> **Directions**
Using the data beneath, show every line that includes the word "Media".

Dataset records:
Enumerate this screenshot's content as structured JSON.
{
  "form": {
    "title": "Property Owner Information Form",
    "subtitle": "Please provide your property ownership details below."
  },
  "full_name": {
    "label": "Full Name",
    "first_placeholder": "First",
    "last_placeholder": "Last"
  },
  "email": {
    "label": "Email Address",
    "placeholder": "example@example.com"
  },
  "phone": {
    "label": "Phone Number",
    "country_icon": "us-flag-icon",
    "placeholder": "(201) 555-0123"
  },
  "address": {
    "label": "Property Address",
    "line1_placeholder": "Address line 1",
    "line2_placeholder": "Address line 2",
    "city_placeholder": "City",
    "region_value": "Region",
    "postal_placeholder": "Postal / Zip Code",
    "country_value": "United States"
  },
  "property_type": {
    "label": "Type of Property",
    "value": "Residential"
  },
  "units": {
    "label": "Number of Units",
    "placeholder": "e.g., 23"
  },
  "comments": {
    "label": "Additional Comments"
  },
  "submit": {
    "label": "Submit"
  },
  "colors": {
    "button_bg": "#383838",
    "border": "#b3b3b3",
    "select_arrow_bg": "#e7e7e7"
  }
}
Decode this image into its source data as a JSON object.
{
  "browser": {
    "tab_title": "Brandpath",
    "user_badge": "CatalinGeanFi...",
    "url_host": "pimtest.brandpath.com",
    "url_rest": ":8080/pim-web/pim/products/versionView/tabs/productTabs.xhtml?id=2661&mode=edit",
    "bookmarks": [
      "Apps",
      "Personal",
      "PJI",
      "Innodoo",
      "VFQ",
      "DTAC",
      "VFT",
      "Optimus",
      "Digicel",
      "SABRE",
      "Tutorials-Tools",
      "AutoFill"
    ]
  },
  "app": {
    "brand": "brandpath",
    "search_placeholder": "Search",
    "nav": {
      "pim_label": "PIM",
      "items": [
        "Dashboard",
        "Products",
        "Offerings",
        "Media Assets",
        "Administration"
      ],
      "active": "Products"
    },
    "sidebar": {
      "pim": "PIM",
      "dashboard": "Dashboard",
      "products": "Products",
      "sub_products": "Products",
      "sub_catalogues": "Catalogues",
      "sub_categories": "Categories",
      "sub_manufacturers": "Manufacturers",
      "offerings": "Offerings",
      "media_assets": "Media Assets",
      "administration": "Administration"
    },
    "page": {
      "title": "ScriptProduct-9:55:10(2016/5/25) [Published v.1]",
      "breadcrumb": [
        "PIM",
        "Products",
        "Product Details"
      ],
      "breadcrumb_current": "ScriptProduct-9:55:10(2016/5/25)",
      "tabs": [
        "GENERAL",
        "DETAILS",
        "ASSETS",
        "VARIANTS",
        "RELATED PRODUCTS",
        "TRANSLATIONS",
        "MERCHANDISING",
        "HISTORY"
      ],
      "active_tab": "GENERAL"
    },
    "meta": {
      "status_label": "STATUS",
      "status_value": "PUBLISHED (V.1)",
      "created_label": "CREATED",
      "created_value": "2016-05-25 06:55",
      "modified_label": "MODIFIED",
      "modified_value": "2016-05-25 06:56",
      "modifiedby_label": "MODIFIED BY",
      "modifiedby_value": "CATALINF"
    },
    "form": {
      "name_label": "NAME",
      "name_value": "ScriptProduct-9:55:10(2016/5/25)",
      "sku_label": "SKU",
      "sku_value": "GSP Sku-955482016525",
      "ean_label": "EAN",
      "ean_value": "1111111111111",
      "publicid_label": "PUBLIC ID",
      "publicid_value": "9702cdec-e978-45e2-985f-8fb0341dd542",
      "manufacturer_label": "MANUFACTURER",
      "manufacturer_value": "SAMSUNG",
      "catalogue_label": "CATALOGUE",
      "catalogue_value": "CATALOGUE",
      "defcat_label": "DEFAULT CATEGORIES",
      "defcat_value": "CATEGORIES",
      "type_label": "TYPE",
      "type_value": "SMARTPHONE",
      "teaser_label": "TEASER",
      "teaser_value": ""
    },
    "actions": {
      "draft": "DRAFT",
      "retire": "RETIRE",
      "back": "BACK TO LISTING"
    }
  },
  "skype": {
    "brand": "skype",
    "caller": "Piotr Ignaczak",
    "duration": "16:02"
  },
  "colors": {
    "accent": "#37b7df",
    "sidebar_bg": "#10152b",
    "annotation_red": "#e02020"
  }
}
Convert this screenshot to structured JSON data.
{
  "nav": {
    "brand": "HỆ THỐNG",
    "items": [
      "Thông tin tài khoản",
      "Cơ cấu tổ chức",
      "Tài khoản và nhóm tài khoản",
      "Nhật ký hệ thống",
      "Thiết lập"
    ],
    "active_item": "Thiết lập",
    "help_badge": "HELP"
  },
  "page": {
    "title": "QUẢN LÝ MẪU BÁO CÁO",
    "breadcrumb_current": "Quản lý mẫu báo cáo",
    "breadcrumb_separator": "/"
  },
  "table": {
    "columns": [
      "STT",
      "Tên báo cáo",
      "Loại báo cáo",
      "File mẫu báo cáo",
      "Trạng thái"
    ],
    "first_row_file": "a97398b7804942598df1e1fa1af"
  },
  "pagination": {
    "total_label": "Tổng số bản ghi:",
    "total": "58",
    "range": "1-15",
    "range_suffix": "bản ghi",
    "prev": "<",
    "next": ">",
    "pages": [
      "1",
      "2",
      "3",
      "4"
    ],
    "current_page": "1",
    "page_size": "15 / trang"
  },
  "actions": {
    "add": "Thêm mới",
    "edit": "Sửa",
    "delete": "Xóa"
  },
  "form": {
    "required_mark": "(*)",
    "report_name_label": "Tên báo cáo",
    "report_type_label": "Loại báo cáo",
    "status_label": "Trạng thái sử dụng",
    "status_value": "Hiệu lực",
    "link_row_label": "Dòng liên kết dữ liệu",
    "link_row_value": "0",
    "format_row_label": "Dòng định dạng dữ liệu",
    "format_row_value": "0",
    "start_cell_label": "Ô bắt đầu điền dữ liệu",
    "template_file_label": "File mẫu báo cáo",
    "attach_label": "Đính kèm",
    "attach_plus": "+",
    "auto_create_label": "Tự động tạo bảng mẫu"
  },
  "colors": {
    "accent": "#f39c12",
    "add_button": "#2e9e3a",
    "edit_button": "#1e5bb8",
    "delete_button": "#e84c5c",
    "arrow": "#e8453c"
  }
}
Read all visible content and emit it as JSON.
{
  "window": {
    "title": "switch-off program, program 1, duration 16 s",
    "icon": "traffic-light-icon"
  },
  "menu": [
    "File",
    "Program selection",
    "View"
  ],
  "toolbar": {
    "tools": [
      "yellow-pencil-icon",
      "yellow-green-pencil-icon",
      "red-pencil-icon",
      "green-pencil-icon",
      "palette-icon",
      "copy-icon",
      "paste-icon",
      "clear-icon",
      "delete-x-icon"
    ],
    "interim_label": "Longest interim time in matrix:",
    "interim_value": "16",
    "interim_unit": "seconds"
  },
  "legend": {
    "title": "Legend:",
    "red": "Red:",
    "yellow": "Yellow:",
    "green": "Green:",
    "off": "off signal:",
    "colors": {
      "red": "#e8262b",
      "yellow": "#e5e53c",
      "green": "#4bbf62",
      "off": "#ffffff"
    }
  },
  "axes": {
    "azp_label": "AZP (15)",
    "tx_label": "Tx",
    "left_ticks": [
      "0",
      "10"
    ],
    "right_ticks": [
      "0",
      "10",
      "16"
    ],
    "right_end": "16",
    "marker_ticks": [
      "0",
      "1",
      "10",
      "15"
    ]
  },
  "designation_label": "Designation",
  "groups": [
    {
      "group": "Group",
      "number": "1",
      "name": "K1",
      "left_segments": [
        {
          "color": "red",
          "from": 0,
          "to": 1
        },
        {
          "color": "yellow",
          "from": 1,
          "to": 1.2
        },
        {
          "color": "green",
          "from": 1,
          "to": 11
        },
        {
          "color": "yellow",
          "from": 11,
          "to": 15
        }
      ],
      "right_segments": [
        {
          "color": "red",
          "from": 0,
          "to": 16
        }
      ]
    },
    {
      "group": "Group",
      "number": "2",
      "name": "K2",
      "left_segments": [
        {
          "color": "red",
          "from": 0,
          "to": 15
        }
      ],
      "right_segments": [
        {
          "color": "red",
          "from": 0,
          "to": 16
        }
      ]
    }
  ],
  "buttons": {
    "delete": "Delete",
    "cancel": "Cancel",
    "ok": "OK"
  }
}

> **Result**
        "Media Assets",
      "media_assets": "Media Assets",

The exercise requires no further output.